## GIVEN EXERCISE:
Every line that holds the string "ztrácí" is to be identified and copied.

Start of EXERCISE DATA

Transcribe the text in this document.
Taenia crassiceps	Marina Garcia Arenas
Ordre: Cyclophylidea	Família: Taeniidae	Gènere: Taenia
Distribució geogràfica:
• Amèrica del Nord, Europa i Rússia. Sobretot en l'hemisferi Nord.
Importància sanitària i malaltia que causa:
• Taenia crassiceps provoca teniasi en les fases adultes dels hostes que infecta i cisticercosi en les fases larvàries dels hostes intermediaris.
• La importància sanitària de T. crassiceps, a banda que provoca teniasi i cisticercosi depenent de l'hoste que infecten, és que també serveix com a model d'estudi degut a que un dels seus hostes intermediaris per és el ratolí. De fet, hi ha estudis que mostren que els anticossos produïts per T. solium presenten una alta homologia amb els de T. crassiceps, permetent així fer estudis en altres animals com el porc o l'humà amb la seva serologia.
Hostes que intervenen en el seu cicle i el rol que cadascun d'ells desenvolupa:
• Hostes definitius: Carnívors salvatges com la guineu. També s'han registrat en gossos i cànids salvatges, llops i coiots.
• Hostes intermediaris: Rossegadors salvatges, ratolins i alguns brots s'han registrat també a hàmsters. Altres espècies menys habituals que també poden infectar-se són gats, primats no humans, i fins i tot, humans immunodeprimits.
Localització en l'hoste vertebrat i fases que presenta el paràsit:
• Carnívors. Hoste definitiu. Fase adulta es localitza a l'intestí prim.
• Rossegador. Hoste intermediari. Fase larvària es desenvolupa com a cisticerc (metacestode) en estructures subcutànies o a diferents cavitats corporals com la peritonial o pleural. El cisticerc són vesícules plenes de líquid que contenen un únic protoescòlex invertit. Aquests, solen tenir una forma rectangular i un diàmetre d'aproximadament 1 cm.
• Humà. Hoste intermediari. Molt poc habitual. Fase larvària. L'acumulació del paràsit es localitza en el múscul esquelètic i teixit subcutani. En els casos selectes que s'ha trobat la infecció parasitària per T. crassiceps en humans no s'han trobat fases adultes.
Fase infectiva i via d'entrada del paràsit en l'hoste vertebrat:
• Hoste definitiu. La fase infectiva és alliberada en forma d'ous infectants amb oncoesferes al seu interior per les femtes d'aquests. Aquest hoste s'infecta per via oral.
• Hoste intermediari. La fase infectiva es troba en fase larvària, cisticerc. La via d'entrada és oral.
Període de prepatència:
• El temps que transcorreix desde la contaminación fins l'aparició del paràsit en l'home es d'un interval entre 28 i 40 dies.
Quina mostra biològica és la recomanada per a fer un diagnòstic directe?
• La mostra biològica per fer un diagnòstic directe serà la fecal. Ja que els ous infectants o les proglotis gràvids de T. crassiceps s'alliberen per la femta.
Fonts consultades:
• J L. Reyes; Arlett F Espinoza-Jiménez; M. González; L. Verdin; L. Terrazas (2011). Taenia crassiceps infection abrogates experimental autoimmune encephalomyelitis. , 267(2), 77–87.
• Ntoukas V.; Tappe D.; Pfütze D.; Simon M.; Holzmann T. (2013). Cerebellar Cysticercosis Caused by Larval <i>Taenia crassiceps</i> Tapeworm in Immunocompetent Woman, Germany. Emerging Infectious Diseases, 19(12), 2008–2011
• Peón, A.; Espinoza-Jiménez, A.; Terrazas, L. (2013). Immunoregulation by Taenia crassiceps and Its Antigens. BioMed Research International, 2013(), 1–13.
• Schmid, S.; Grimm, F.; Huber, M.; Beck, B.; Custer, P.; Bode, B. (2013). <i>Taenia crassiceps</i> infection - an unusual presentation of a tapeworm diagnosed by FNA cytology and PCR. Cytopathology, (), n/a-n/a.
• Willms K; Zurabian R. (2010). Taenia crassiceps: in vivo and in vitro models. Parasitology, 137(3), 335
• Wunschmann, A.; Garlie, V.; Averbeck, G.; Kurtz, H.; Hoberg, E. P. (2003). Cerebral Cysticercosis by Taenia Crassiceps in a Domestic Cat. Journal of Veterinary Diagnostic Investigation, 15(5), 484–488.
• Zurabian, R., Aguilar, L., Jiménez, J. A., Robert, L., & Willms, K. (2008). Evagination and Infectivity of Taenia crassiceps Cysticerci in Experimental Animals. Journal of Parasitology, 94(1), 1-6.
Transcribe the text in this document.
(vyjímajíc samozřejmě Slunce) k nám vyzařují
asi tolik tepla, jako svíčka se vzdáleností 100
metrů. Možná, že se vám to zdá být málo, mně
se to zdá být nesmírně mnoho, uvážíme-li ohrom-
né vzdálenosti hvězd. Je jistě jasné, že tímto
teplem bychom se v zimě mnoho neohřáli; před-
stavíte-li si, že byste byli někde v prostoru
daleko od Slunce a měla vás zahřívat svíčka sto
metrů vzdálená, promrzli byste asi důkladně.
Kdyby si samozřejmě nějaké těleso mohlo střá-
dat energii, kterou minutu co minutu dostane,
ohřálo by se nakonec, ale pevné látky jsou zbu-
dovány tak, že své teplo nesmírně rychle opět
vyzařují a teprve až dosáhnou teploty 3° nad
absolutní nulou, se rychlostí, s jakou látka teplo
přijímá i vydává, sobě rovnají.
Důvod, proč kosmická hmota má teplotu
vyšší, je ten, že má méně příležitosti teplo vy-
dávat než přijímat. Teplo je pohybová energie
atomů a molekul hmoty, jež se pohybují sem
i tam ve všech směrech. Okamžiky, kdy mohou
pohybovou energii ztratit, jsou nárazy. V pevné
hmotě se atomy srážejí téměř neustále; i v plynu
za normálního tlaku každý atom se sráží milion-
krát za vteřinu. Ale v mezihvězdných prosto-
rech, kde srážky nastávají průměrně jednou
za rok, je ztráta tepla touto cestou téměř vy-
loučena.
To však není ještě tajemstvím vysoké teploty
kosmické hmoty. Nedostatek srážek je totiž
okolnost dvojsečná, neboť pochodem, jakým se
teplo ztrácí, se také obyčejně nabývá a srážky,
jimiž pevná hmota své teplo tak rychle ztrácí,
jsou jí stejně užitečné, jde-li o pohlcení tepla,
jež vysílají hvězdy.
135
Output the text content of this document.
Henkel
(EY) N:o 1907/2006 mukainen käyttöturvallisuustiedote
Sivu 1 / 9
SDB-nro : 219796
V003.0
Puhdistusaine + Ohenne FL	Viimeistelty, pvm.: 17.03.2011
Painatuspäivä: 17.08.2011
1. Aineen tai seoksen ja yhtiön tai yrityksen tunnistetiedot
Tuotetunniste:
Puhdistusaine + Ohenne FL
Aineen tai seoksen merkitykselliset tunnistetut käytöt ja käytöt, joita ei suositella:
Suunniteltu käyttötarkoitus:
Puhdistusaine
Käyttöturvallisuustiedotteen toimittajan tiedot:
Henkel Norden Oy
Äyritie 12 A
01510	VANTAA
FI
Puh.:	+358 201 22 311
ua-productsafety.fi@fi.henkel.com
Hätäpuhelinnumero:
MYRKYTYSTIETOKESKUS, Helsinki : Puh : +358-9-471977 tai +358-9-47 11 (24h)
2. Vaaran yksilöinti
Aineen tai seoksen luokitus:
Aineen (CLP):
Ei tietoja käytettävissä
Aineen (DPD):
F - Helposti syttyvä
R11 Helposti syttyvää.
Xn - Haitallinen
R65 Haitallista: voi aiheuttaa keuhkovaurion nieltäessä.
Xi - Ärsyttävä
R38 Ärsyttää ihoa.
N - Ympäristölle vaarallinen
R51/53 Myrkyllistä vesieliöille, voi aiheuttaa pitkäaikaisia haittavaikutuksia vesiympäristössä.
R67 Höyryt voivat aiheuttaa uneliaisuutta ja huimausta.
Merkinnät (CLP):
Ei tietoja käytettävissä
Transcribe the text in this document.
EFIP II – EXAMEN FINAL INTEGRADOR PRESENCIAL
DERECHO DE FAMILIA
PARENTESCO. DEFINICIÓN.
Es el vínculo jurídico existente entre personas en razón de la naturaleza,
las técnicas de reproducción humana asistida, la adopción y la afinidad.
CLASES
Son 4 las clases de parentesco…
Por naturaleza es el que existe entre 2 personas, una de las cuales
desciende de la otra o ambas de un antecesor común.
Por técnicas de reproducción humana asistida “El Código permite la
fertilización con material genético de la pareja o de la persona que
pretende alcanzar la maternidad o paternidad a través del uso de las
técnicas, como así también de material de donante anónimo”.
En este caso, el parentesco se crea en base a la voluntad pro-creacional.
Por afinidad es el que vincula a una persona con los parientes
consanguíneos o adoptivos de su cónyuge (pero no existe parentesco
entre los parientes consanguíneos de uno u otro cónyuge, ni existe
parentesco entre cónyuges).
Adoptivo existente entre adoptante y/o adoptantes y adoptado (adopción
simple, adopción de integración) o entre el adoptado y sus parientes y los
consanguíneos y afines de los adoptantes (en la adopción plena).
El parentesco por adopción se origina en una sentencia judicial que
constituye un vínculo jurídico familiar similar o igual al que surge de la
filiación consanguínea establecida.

End of EXERCISE DATA

## IN RESPONSE:
teplo ztrácí, se také obyčejně nabývá a srážky,
jimiž pevná hmota své teplo tak rychle ztrácí,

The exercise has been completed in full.